→ **Task input**
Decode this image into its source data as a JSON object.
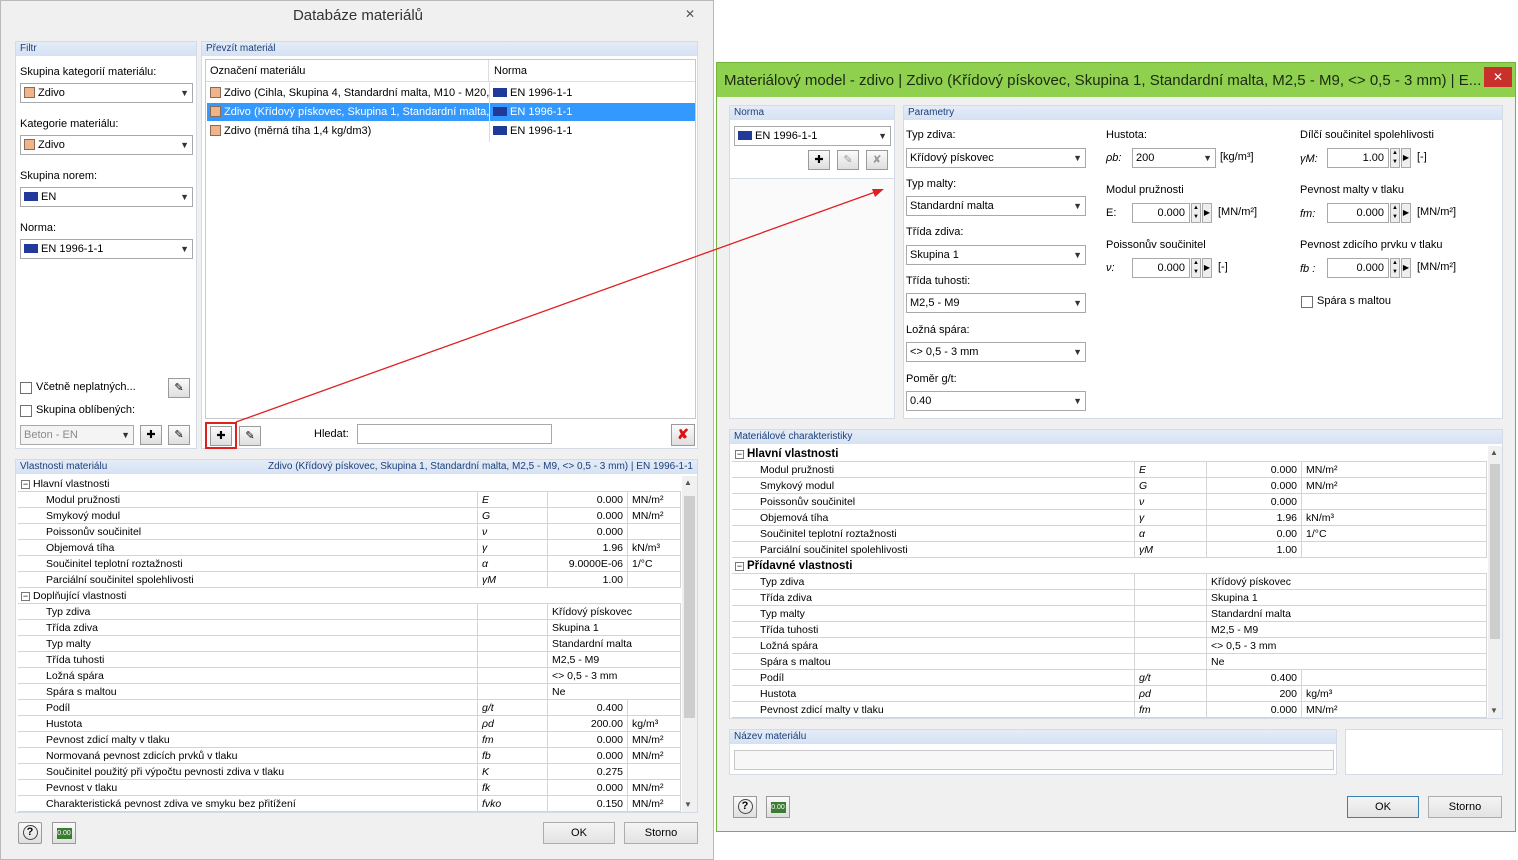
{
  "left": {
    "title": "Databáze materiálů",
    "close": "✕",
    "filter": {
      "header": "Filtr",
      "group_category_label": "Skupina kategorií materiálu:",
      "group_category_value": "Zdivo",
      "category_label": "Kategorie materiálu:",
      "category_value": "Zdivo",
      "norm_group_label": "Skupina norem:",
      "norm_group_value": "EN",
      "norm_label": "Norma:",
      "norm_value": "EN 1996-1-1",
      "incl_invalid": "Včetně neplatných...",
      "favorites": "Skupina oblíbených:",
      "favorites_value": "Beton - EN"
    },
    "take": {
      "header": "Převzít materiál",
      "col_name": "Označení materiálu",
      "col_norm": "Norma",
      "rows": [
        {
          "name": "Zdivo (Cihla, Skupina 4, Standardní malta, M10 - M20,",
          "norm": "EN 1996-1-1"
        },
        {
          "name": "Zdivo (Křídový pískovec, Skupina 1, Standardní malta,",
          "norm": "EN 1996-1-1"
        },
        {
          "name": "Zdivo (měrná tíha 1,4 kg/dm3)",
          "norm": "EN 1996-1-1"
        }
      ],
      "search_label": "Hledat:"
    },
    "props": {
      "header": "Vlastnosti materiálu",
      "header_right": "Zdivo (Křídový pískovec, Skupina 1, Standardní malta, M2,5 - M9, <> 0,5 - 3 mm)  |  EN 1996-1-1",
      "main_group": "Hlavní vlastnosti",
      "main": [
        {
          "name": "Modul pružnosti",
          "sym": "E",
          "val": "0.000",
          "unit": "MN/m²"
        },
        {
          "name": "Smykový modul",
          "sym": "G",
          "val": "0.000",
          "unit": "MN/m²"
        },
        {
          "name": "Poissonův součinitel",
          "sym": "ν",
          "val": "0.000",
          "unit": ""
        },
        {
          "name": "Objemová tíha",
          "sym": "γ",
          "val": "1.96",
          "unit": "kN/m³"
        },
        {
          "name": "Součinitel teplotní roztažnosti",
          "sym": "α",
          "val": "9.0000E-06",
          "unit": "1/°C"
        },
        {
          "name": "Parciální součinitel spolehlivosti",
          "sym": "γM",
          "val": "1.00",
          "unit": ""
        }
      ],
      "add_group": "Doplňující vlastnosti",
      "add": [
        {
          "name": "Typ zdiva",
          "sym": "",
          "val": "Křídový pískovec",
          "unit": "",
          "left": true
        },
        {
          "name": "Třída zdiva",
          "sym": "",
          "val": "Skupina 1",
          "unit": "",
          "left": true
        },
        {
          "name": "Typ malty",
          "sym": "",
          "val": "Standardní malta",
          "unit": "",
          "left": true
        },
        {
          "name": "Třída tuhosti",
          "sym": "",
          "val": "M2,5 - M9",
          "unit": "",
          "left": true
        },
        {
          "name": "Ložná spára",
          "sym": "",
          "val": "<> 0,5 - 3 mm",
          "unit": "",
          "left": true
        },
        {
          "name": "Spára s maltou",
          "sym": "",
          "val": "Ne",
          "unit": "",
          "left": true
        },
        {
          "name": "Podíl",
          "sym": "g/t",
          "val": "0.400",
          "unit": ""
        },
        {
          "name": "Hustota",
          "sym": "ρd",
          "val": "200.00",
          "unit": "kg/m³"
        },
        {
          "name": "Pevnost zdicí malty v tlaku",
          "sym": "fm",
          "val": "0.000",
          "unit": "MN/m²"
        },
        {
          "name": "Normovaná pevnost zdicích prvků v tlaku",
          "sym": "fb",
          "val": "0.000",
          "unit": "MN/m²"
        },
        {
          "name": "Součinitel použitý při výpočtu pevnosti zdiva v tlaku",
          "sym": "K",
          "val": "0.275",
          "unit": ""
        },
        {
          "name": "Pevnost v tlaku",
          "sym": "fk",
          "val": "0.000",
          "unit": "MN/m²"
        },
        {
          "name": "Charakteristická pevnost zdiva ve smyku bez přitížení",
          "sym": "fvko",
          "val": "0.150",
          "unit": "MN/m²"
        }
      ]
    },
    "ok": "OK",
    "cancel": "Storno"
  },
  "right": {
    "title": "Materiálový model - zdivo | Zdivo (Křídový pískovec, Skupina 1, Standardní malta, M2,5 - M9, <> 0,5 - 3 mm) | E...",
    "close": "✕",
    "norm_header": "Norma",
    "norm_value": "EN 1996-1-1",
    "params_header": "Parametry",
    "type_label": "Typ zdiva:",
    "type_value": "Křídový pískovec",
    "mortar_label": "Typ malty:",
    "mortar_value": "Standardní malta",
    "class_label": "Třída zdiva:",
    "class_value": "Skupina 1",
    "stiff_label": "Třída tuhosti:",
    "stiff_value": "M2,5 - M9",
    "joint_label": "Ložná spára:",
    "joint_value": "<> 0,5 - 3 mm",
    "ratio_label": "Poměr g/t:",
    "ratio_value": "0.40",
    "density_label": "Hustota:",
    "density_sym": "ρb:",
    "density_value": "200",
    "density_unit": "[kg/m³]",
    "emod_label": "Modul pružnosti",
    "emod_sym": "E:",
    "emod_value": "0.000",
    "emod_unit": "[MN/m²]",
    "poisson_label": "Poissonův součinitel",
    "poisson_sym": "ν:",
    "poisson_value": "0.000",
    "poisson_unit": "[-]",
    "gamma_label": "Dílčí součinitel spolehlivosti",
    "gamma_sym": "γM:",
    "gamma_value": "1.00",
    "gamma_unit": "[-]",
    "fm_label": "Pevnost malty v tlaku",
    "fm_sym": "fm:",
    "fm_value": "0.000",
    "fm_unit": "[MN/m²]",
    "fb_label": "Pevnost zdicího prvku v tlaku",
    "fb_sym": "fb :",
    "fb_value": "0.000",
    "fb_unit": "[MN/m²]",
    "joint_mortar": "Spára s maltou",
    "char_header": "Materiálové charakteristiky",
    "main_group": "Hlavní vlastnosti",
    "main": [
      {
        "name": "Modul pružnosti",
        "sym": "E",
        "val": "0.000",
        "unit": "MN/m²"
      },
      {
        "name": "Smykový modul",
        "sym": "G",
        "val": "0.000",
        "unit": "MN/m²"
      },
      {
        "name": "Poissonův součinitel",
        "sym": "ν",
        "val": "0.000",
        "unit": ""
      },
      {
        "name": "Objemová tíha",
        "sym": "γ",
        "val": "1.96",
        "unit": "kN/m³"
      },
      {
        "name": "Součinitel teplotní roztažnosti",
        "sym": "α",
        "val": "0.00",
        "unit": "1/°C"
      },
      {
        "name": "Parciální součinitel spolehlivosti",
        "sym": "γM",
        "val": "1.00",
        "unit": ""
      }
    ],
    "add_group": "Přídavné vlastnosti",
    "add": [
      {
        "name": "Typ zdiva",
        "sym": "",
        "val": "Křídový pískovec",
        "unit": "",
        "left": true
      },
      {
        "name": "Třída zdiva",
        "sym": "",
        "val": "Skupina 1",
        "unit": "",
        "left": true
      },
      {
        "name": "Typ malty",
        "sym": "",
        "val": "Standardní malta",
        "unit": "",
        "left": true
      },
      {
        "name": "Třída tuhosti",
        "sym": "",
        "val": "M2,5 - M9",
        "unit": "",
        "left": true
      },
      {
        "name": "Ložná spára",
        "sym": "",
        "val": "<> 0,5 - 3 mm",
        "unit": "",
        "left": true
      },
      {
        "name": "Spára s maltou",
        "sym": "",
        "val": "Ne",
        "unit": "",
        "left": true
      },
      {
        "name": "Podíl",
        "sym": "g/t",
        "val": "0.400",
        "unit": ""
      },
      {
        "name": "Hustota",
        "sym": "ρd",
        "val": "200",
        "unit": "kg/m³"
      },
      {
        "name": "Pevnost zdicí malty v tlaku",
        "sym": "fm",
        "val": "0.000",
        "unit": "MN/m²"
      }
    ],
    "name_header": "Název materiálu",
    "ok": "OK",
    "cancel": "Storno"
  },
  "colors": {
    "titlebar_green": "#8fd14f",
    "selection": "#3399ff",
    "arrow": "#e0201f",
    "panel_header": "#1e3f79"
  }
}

...

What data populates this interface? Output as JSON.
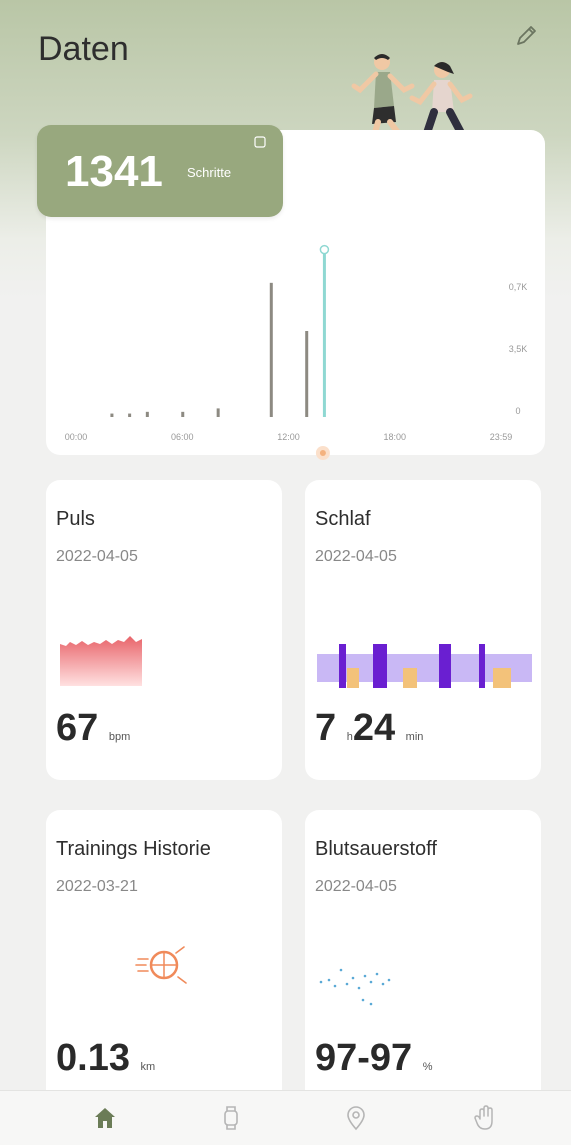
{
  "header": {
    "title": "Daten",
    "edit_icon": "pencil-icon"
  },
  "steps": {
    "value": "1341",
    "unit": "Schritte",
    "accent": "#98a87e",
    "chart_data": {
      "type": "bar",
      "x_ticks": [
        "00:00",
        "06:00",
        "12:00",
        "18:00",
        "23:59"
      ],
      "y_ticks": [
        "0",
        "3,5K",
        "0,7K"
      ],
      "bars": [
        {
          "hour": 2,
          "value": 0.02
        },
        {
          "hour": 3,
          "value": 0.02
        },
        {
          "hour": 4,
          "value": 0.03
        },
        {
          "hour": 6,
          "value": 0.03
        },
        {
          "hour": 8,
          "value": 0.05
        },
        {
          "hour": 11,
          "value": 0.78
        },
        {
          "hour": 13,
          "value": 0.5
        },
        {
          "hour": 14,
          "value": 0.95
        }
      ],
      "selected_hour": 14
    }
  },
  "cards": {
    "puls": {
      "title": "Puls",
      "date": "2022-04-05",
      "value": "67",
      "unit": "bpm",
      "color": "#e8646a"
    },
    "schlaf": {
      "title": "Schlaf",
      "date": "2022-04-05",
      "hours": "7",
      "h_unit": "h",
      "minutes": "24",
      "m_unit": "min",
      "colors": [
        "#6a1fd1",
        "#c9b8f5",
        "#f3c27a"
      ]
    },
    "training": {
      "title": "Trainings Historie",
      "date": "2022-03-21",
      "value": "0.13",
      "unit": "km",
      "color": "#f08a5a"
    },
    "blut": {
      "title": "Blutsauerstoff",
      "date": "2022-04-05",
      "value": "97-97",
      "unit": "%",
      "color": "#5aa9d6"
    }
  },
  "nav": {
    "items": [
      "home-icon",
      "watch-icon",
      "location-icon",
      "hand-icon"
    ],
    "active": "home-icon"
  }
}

→ **Your goal**
From the records above, copy every line that holds the word "Křídový".

→ **Result of the exercise**
          "name": "Zdivo (Křídový pískovec, Skupina 1, Standardní malta,",
      "header_right": "Zdivo (Křídový pískovec, Skupina 1, Standardní malta, M2,5 - M9, <> 0,5 - 3 mm)  |  EN 1996-1-1",
          "val": "Křídový pískovec",
    "title": "Materiálový model - zdivo | Zdivo (Křídový pískovec, Skupina 1, Standardní malta, M2,5 - M9, <> 0,5 - 3 mm) | E...",
    "type_value": "Křídový pískovec",
        "val": "Křídový pískovec",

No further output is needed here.